→ Work instructions
The records that follow must be reproduced in full, exactly as written.
══ Recorded data ══
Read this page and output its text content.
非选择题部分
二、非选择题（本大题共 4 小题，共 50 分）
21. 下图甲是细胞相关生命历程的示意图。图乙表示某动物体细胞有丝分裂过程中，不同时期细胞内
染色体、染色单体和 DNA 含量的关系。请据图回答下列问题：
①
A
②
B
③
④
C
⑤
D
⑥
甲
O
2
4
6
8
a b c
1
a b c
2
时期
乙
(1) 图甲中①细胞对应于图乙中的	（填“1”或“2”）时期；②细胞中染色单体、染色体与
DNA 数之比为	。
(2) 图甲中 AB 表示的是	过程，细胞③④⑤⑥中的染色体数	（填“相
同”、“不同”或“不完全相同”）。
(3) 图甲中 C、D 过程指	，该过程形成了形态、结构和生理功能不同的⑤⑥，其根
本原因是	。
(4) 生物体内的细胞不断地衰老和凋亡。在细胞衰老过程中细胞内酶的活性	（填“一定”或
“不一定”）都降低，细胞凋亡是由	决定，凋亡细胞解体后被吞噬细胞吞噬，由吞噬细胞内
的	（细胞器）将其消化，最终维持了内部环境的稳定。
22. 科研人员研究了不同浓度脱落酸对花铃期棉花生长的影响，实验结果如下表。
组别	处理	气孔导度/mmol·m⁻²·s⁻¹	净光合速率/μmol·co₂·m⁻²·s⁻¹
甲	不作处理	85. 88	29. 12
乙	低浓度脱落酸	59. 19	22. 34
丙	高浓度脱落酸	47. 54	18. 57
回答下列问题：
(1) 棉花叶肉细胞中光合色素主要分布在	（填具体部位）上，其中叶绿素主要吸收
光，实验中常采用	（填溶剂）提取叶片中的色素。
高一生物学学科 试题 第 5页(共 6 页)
═══
→ The response
Read this page and output its text content.
非选择题部分
二、非选择题（本大题共 4 小题，共 50 分）
21. 下图甲是细胞相关生命历程的示意图。图乙表示某动物体细胞有丝分裂过程中，不同时期细胞内
染色体、染色单体和 DNA 含量的关系。请据图回答下列问题：
①
A
②
B
③
④
C
⑤
D
⑥
甲
O
2
4
6
8
a b c
1
a b c
2
时期
乙
(1) 图甲中①细胞对应于图乙中的	（填“1”或“2”）时期；②细胞中染色单体、染色体与
DNA 数之比为	。
(2) 图甲中 AB 表示的是	过程，细胞③④⑤⑥中的染色体数	（填“相
同”、“不同”或“不完全相同”）。
(3) 图甲中 C、D 过程指	，该过程形成了形态、结构和生理功能不同的⑤⑥，其根
本原因是	。
(4) 生物体内的细胞不断地衰老和凋亡。在细胞衰老过程中细胞内酶的活性	（填“一定”或
“不一定”）都降低，细胞凋亡是由	决定，凋亡细胞解体后被吞噬细胞吞噬，由吞噬细胞内
的	（细胞器）将其消化，最终维持了内部环境的稳定。
22. 科研人员研究了不同浓度脱落酸对花铃期棉花生长的影响，实验结果如下表。
组别	处理	气孔导度/mmol·m⁻²·s⁻¹	净光合速率/μmol·co₂·m⁻²·s⁻¹
甲	不作处理	85. 88	29. 12
乙	低浓度脱落酸	59. 19	22. 34
丙	高浓度脱落酸	47. 54	18. 57
回答下列问题：
(1) 棉花叶肉细胞中光合色素主要分布在	（填具体部位）上，其中叶绿素主要吸收
光，实验中常采用	（填溶剂）提取叶片中的色素。
高一生物学学科 试题 第 5页(共 6 页)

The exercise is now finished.